§ **Objective**: Return each line of the records holding the string "socialistas".

§ **Available data**:
::::::

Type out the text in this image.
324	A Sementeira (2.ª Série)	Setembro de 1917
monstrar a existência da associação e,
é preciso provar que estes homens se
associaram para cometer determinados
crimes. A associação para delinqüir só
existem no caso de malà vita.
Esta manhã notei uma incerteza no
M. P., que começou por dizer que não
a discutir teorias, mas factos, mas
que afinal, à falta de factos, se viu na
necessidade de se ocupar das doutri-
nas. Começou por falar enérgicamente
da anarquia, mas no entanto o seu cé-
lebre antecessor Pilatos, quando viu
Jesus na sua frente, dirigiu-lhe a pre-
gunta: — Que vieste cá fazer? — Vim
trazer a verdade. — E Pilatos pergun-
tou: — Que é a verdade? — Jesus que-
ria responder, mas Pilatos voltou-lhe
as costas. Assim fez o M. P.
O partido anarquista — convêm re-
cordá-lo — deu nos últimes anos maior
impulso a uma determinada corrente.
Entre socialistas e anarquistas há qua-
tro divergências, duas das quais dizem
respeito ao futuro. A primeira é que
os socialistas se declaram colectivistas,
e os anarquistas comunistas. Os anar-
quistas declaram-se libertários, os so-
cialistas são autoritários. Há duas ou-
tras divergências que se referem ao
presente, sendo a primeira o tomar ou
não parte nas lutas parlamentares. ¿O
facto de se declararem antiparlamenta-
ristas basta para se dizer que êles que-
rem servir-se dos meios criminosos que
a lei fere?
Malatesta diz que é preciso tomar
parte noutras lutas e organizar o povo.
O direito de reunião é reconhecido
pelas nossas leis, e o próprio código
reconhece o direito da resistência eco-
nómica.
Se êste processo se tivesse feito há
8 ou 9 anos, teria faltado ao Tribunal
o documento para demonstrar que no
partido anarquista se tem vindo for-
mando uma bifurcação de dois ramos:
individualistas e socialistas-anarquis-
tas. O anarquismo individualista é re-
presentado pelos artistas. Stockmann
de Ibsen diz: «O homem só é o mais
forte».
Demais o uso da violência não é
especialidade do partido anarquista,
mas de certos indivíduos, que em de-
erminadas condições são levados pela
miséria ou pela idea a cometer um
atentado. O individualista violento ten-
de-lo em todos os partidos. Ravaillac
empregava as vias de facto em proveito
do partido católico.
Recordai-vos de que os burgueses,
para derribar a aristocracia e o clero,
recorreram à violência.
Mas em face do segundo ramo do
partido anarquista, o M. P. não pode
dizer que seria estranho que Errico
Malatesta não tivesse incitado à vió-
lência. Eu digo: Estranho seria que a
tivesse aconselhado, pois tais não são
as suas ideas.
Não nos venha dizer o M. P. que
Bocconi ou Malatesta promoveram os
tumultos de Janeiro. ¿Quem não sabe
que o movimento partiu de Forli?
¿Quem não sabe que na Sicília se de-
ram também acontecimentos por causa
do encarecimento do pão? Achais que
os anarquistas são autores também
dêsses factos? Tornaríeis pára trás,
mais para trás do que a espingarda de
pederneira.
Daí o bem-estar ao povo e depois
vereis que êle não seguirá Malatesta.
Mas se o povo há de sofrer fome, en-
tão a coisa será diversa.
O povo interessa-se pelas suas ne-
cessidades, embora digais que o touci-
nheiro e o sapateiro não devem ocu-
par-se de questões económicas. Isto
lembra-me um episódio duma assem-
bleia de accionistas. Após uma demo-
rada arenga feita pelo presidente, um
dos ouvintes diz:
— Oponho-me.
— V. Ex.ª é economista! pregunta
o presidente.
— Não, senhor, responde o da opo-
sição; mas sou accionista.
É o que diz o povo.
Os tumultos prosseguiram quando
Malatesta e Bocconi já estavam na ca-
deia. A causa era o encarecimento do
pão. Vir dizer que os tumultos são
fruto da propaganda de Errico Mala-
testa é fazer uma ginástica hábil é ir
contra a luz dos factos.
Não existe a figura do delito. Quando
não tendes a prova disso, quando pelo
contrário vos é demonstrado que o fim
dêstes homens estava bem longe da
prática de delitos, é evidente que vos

::::::

§ **Task output**:
Entre socialistas e anarquistas há qua-
os socialistas se declaram colectivistas,
individualistas e socialistas-anarquis-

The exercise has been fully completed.